Reproduce every line of the records below character for character, omitting the pictures.

==============================

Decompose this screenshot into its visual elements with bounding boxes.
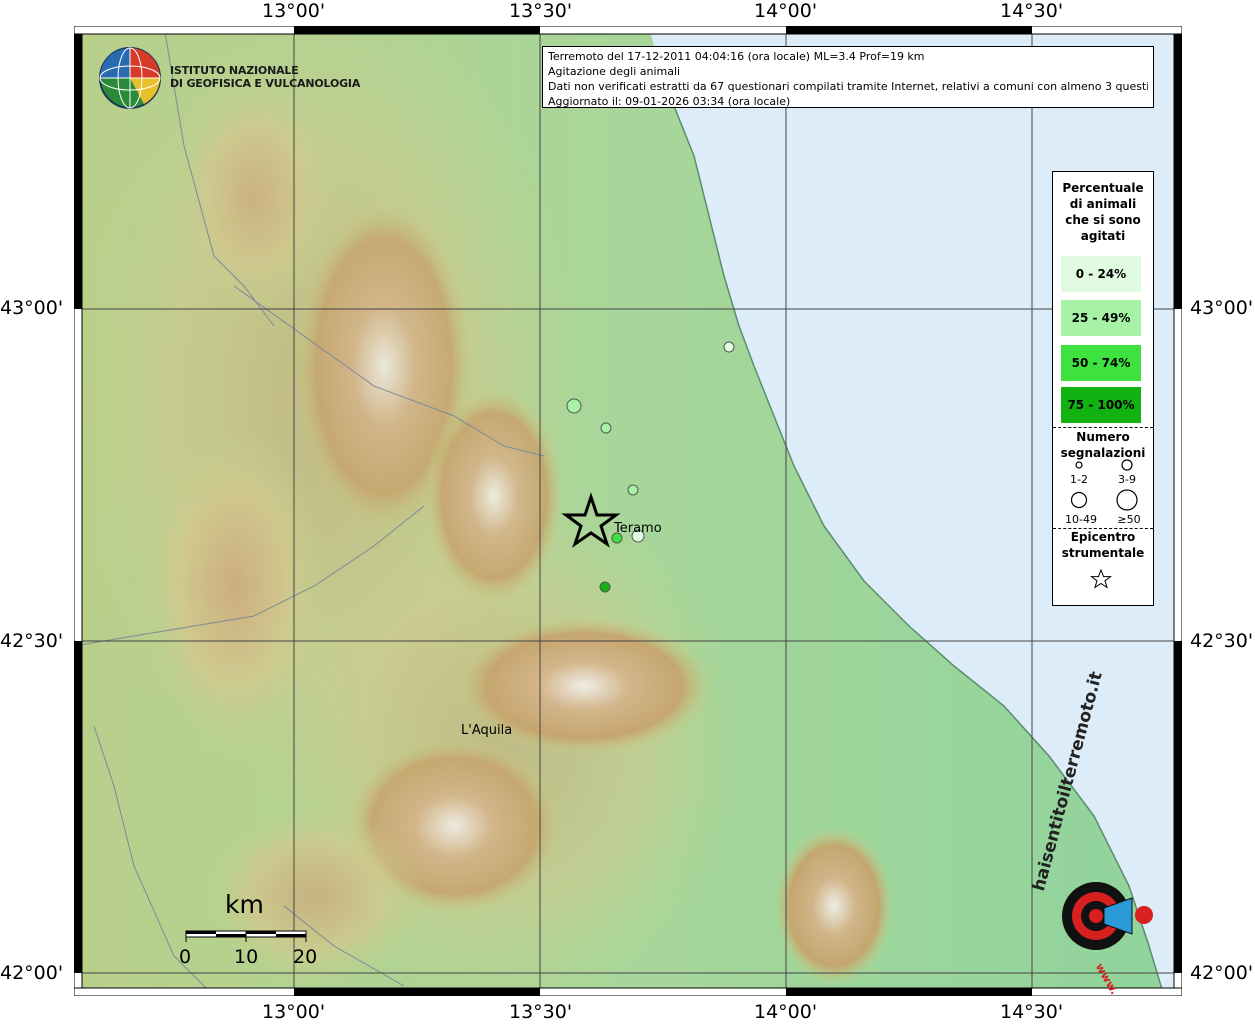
- lon-label-top-1300: 13°00': [262, 0, 326, 22]
- place-label-teramo: Teramo: [614, 521, 662, 536]
- legend-count-1-2: 1-2: [1070, 473, 1088, 486]
- observation-point-2[interactable]: [566, 398, 582, 414]
- ingv-logo-line1: ISTITUTO NAZIONALE: [170, 64, 299, 77]
- lat-label-left-4230: 42°30': [0, 630, 64, 652]
- legend-epicenter-title-1: Epicentro: [1070, 530, 1136, 544]
- ingv-logo-text: ISTITUTO NAZIONALE DI GEOFISICA E VULCAN…: [170, 64, 360, 90]
- legend-class-75-100: 75 - 100%: [1061, 387, 1141, 423]
- observation-point-7[interactable]: [599, 581, 611, 593]
- lat-label-right-4200: 42°00': [1190, 962, 1254, 984]
- scale-tick-20: 20: [293, 946, 318, 968]
- legend-epicenter-title-2: strumentale: [1061, 546, 1145, 560]
- lon-label-bottom-1400: 14°00': [754, 1001, 818, 1023]
- lon-label-top-1330: 13°30': [509, 0, 573, 22]
- legend-title-3: che si sono: [1065, 213, 1141, 227]
- map-frame[interactable]: ISTITUTO NAZIONALE DI GEOFISICA E VULCAN…: [74, 26, 1182, 997]
- legend-class-0-24: 0 - 24%: [1061, 256, 1141, 292]
- event-updated: Aggiornato il: 09-01-2026 03:34 (ora loc…: [548, 95, 791, 108]
- place-label-laquila: L'Aquila: [461, 723, 513, 738]
- legend-count-50: ≥50: [1117, 513, 1141, 526]
- lon-label-top-1430: 14°30': [1000, 0, 1064, 22]
- event-subtitle: Agitazione degli animali: [548, 65, 681, 78]
- legend-class-25-49: 25 - 49%: [1061, 300, 1141, 336]
- observation-point-4[interactable]: [627, 484, 639, 496]
- legend-star-icon: [1090, 568, 1112, 589]
- ingv-logo-line2: DI GEOFISICA E VULCANOLOGIA: [170, 77, 361, 90]
- legend-title-2: di animali: [1069, 197, 1137, 211]
- lat-label-left-4300: 43°00': [0, 297, 64, 319]
- observation-point-3[interactable]: [600, 422, 612, 434]
- lat-label-right-4300: 43°00': [1190, 297, 1254, 319]
- observation-point-1[interactable]: [723, 341, 735, 353]
- legend-class-50-74: 50 - 74%: [1061, 345, 1141, 381]
- scale-unit: km: [225, 890, 264, 919]
- legend-title-1: Percentuale: [1062, 181, 1144, 195]
- legend-count-3-9: 3-9: [1118, 473, 1136, 486]
- terrain-mountain-west: [144, 426, 324, 746]
- lon-label-bottom-1300: 13°00': [262, 1001, 326, 1023]
- scale-tick-10: 10: [234, 946, 259, 968]
- lon-label-bottom-1330: 13°30': [509, 1001, 573, 1023]
- lat-label-left-4200: 42°00': [0, 962, 64, 984]
- scale-tick-0: 0: [179, 946, 192, 968]
- event-data-note: Dati non verificati estratti da 67 quest…: [548, 80, 1148, 93]
- terrain-mountain-laga: [424, 386, 564, 606]
- lon-label-top-1400: 14°00': [754, 0, 818, 22]
- legend: Percentuale di animali che si sono agita…: [1052, 171, 1154, 606]
- legend-separator-1: [1053, 427, 1153, 428]
- ingv-globe-icon: [99, 47, 161, 109]
- event-title: Terremoto del 17-12-2011 04:04:16 (ora l…: [548, 50, 925, 63]
- legend-count-10-49: 10-49: [1065, 513, 1097, 526]
- lat-label-right-4230: 42°30': [1190, 630, 1254, 652]
- legend-title-4: agitati: [1080, 229, 1126, 243]
- legend-count-title-1: Numero: [1076, 430, 1130, 444]
- event-info-box: Terremoto del 17-12-2011 04:04:16 (ora l…: [542, 46, 1154, 108]
- map-canvas[interactable]: [74, 26, 1182, 996]
- terrain-mountain-majella: [774, 826, 894, 986]
- lon-label-bottom-1430: 14°30': [1000, 1001, 1064, 1023]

==============================

- Written answer:
Decompose this screenshot into its visual elements with bounding boxes.
- lon-label-top-1300: 13°00': [262, 0, 326, 22]
- place-label-teramo: Teramo: [614, 521, 662, 536]
- legend-count-1-2: 1-2: [1070, 473, 1088, 486]
- observation-point-2[interactable]: [566, 398, 582, 414]
- ingv-logo-line1: ISTITUTO NAZIONALE: [170, 64, 299, 77]
- lat-label-left-4230: 42°30': [0, 630, 64, 652]
- legend-epicenter-title-1: Epicentro: [1070, 530, 1136, 544]
- ingv-logo-text: ISTITUTO NAZIONALE DI GEOFISICA E VULCAN…: [170, 64, 360, 90]
- legend-class-75-100: 75 - 100%: [1061, 387, 1141, 423]
- observation-point-7[interactable]: [599, 581, 611, 593]
- lat-label-right-4200: 42°00': [1190, 962, 1254, 984]
- scale-tick-20: 20: [293, 946, 318, 968]
- legend-epicenter-title-2: strumentale: [1061, 546, 1145, 560]
- lon-label-bottom-1400: 14°00': [754, 1001, 818, 1023]
- lon-label-top-1330: 13°30': [509, 0, 573, 22]
- legend-title-3: che si sono: [1065, 213, 1141, 227]
- map-frame[interactable]: ISTITUTO NAZIONALE DI GEOFISICA E VULCAN…: [74, 26, 1182, 997]
- legend-class-0-24: 0 - 24%: [1061, 256, 1141, 292]
- event-updated: Aggiornato il: 09-01-2026 03:34 (ora loc…: [548, 95, 791, 108]
- place-label-laquila: L'Aquila: [461, 723, 513, 738]
- legend-count-50: ≥50: [1117, 513, 1141, 526]
- lon-label-top-1430: 14°30': [1000, 0, 1064, 22]
- event-subtitle: Agitazione degli animali: [548, 65, 681, 78]
- legend-class-25-49: 25 - 49%: [1061, 300, 1141, 336]
- observation-point-4[interactable]: [627, 484, 639, 496]
- legend-star-icon: [1090, 568, 1112, 589]
- ingv-logo-line2: DI GEOFISICA E VULCANOLOGIA: [170, 77, 361, 90]
- legend-title-2: di animali: [1069, 197, 1137, 211]
- lat-label-left-4300: 43°00': [0, 297, 64, 319]
- observation-point-3[interactable]: [600, 422, 612, 434]
- lat-label-right-4300: 43°00': [1190, 297, 1254, 319]
- observation-point-1[interactable]: [723, 341, 735, 353]
- legend-class-50-74: 50 - 74%: [1061, 345, 1141, 381]
- scale-unit: km: [225, 890, 264, 919]
- legend-title-1: Percentuale: [1062, 181, 1144, 195]
- legend-count-3-9: 3-9: [1118, 473, 1136, 486]
- terrain-mountain-west: [144, 426, 324, 746]
- lon-label-bottom-1300: 13°00': [262, 1001, 326, 1023]
- scale-tick-10: 10: [234, 946, 259, 968]
- lon-label-bottom-1330: 13°30': [509, 1001, 573, 1023]
- lat-label-left-4200: 42°00': [0, 962, 64, 984]
- scale-tick-0: 0: [179, 946, 192, 968]
- event-data-note: Dati non verificati estratti da 67 quest…: [548, 80, 1148, 93]
- terrain-mountain-laga: [424, 386, 564, 606]
- lon-label-top-1400: 14°00': [754, 0, 818, 22]
- legend: Percentuale di animali che si sono agita…: [1052, 171, 1154, 606]
- legend-separator-1: [1053, 427, 1153, 428]
- ingv-globe-icon: [99, 47, 161, 109]
- event-title: Terremoto del 17-12-2011 04:04:16 (ora l…: [548, 50, 925, 63]
- legend-count-10-49: 10-49: [1065, 513, 1097, 526]
- lat-label-right-4230: 42°30': [1190, 630, 1254, 652]
- legend-title-4: agitati: [1080, 229, 1126, 243]
- legend-count-title-1: Numero: [1076, 430, 1130, 444]
- event-info-box: Terremoto del 17-12-2011 04:04:16 (ora l…: [542, 46, 1154, 108]
- map-canvas[interactable]: [74, 26, 1182, 996]
- terrain-mountain-majella: [774, 826, 894, 986]
- lon-label-bottom-1430: 14°30': [1000, 1001, 1064, 1023]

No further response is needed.